[Stored data entries]
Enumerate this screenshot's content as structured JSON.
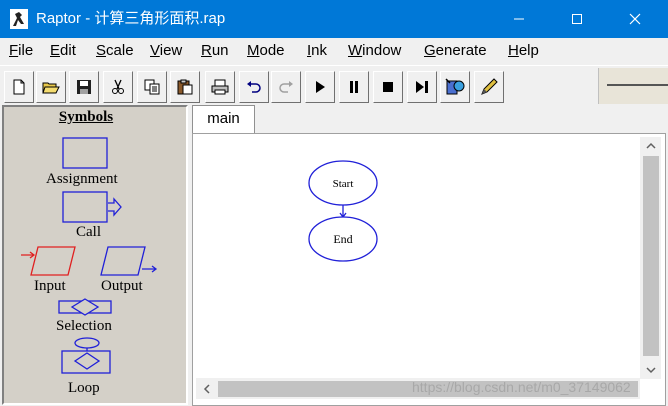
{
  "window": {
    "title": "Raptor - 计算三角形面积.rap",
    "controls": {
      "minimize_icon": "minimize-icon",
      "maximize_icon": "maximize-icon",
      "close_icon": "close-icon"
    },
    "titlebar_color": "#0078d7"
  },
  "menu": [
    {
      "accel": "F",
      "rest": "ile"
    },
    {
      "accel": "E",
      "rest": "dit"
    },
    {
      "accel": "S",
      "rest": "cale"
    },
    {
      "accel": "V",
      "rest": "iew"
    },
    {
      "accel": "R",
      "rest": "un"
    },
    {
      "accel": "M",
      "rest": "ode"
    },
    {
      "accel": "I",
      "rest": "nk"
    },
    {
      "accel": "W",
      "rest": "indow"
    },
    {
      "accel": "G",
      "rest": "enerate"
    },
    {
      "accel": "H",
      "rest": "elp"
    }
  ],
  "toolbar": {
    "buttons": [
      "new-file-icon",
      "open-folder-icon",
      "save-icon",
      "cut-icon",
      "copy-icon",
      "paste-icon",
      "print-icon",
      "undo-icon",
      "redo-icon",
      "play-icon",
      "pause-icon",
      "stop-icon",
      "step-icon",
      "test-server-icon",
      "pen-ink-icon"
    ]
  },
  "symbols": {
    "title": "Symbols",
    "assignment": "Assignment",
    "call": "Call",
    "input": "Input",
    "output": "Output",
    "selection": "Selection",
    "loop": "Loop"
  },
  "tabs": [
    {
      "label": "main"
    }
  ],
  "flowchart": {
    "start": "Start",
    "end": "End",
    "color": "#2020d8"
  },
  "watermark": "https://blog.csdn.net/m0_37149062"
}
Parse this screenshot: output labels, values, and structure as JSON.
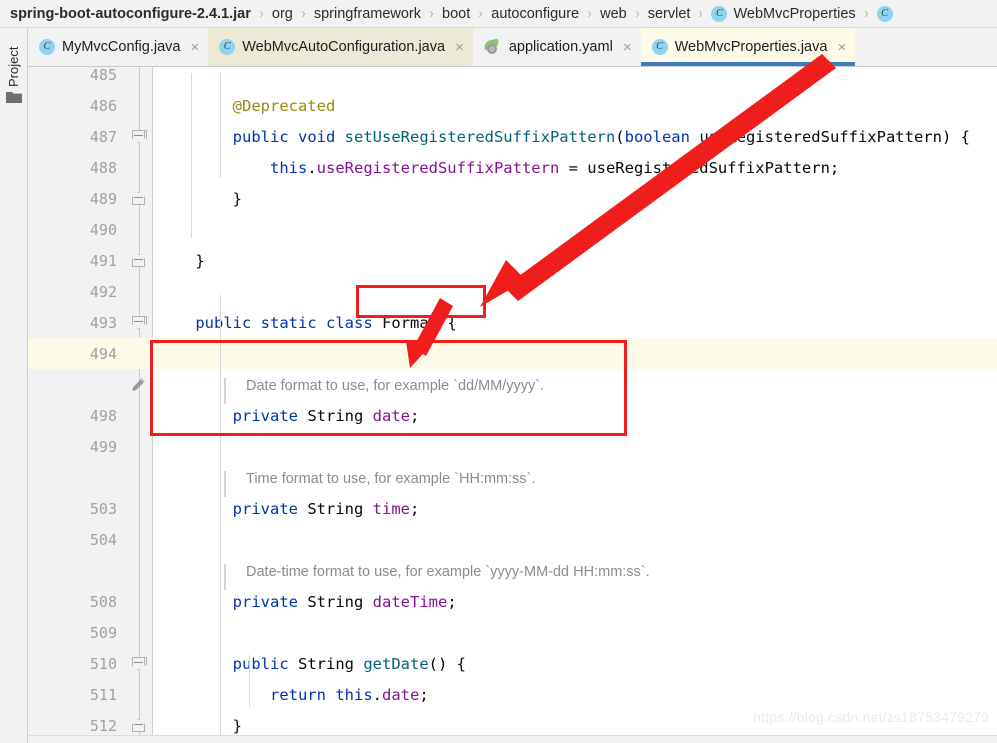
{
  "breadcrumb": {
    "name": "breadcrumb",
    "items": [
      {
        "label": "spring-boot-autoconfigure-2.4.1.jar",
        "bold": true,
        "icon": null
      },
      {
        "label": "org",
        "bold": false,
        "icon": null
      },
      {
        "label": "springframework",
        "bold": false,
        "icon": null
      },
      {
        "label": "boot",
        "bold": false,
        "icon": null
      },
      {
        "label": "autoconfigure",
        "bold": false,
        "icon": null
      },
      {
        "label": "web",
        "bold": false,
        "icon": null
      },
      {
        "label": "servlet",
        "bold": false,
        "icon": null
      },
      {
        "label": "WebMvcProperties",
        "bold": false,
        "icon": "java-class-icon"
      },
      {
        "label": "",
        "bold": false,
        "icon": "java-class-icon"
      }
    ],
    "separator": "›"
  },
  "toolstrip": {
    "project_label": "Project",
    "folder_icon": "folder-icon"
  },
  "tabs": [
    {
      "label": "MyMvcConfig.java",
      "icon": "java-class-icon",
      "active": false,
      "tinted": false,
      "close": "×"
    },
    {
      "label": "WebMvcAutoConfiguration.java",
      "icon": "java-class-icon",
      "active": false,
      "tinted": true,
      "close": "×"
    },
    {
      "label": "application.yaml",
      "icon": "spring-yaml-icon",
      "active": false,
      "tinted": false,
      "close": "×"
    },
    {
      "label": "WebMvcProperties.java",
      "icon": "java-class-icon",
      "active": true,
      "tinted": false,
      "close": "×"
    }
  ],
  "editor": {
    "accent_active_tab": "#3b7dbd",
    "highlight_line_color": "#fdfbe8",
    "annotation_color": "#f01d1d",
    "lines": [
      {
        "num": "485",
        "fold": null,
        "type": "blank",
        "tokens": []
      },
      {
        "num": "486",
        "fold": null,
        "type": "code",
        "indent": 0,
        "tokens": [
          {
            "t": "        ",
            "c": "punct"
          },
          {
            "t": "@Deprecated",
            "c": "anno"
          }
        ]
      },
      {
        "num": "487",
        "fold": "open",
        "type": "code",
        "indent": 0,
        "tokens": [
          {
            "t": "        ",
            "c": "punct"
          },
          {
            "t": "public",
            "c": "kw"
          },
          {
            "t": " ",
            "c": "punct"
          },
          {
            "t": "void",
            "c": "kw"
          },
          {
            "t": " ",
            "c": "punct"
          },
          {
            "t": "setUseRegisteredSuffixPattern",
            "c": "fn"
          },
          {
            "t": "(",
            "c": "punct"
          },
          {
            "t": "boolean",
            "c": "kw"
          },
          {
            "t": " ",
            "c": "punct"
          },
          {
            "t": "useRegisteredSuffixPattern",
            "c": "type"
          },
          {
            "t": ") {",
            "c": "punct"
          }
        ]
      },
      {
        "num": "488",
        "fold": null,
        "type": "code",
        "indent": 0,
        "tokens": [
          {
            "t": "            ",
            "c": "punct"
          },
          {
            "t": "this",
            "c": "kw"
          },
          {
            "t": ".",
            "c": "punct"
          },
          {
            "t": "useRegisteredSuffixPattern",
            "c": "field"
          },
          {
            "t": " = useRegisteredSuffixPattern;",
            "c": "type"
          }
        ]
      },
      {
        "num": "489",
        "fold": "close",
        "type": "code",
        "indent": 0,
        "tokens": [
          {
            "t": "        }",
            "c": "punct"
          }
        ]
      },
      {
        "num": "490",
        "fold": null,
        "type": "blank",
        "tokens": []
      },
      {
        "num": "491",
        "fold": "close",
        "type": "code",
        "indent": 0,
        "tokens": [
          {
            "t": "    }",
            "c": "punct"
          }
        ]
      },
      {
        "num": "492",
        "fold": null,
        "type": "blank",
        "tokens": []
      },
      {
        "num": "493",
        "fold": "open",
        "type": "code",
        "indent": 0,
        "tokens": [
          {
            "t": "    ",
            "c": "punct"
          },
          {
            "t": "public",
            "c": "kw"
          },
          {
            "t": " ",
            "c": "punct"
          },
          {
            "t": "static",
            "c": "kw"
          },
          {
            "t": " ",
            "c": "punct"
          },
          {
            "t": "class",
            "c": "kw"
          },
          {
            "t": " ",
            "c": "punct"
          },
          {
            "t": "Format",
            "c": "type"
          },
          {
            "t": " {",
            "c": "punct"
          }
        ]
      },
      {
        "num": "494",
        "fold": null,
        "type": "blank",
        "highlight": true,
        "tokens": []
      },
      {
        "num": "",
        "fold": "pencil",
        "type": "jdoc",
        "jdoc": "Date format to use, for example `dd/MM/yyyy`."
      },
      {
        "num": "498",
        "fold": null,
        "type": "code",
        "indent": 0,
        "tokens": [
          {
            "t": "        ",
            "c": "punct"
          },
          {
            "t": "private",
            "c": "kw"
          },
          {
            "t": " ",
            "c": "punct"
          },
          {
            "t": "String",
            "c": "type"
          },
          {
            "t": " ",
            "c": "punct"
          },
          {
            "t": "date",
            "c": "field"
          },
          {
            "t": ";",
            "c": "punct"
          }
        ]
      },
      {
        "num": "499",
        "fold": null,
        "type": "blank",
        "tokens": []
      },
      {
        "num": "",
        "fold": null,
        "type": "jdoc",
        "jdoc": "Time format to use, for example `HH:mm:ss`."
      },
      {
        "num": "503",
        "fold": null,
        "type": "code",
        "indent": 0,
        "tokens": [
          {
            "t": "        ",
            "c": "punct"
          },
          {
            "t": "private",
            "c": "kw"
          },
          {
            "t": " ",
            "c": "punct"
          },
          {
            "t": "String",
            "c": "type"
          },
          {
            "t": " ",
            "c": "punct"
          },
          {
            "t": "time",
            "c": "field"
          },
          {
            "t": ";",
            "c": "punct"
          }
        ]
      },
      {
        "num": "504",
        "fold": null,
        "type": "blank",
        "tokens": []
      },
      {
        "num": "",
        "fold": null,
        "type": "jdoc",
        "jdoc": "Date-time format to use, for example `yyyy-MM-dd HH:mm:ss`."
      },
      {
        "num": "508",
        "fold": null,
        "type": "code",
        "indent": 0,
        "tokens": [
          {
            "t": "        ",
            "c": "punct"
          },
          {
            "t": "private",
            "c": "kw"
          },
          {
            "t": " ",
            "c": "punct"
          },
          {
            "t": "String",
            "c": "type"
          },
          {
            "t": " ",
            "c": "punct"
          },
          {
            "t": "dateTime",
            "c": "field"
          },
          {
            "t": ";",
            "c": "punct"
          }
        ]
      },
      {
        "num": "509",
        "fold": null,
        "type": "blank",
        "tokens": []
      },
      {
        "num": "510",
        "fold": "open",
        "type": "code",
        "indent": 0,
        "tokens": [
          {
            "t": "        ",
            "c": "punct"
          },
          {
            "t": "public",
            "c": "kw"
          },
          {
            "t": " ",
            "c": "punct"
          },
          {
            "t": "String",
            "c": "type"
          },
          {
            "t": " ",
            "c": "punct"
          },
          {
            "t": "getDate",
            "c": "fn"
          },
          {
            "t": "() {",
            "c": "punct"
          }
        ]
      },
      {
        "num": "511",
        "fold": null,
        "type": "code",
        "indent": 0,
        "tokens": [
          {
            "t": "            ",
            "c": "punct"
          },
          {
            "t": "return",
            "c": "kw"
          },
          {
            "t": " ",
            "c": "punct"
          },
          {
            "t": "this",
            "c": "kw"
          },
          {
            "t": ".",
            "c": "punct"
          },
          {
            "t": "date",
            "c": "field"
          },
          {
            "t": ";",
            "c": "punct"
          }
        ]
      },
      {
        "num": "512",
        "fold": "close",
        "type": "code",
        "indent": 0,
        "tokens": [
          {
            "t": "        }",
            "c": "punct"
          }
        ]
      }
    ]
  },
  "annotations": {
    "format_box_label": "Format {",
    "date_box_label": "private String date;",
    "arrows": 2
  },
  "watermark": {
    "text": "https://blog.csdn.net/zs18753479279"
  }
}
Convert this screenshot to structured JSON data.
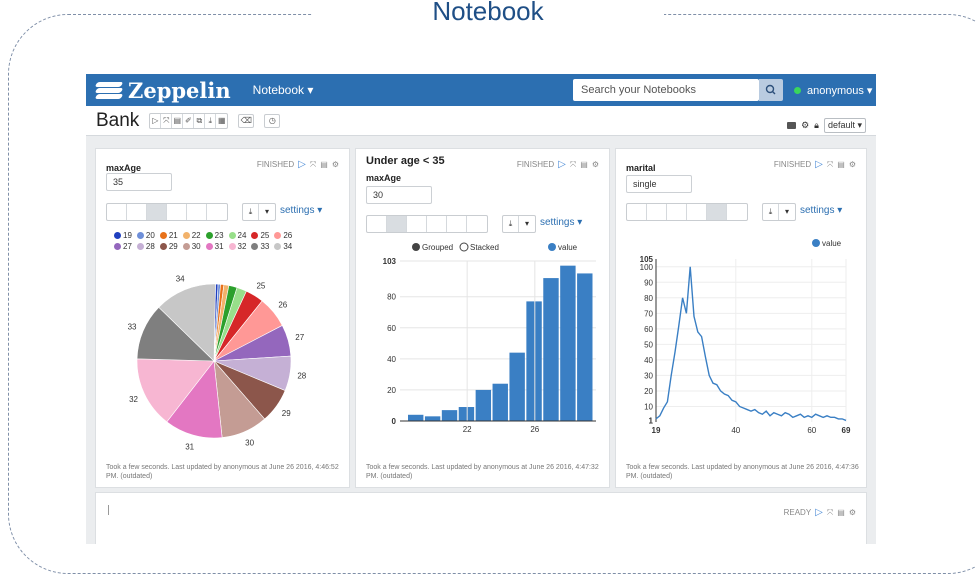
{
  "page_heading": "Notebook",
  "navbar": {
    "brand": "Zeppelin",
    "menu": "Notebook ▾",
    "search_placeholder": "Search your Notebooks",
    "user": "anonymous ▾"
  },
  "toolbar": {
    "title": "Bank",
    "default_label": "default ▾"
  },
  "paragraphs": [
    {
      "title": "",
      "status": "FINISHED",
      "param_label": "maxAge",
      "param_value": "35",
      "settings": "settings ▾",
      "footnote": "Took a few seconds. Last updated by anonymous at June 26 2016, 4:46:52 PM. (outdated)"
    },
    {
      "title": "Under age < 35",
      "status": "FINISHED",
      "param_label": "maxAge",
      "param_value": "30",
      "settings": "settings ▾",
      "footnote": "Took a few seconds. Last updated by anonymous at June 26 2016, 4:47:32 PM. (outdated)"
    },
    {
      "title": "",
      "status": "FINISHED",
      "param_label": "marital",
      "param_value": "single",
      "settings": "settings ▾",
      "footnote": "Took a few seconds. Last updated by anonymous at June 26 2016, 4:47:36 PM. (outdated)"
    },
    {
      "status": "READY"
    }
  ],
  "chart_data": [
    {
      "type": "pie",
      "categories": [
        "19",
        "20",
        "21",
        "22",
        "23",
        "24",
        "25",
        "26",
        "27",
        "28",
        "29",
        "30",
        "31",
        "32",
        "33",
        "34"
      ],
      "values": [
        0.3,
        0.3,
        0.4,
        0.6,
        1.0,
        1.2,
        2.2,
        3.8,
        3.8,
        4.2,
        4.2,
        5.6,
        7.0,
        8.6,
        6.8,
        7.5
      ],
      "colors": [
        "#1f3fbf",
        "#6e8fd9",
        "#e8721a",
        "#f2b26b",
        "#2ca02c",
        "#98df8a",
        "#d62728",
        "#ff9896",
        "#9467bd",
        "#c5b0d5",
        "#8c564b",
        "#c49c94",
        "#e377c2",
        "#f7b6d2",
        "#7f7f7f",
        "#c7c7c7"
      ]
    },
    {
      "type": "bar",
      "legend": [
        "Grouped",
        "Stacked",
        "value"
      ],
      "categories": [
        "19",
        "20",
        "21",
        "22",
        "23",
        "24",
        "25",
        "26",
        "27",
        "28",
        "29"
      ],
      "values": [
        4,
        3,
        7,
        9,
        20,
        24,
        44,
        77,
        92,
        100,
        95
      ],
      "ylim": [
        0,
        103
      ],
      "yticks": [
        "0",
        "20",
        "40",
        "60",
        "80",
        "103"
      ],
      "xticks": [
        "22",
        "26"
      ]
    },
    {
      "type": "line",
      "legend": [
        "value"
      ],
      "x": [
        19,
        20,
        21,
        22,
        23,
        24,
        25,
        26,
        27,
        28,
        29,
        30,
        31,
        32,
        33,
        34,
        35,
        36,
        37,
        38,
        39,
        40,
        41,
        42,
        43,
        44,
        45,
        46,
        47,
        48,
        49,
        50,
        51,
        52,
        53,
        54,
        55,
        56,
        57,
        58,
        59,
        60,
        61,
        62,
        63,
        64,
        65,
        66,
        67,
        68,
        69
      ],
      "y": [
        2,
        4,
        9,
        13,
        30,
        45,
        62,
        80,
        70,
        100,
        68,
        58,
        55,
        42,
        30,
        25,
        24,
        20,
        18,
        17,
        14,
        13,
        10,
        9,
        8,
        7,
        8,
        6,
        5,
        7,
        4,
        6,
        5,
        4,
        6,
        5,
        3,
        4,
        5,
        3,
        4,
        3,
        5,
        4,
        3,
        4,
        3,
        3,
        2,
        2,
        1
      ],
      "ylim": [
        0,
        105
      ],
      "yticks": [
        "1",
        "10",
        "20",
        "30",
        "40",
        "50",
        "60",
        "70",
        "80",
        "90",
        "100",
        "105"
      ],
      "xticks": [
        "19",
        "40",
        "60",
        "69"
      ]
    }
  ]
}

→ PROBLEM DESCRIPTION:
Find each line that has the word "updated", then copy it out.

→ CORRECT OUTPUT:
      "footnote": "Took a few seconds. Last updated by anonymous at June 26 2016, 4:46:52 PM. (outdated)"
      "footnote": "Took a few seconds. Last updated by anonymous at June 26 2016, 4:47:32 PM. (outdated)"
      "footnote": "Took a few seconds. Last updated by anonymous at June 26 2016, 4:47:36 PM. (outdated)"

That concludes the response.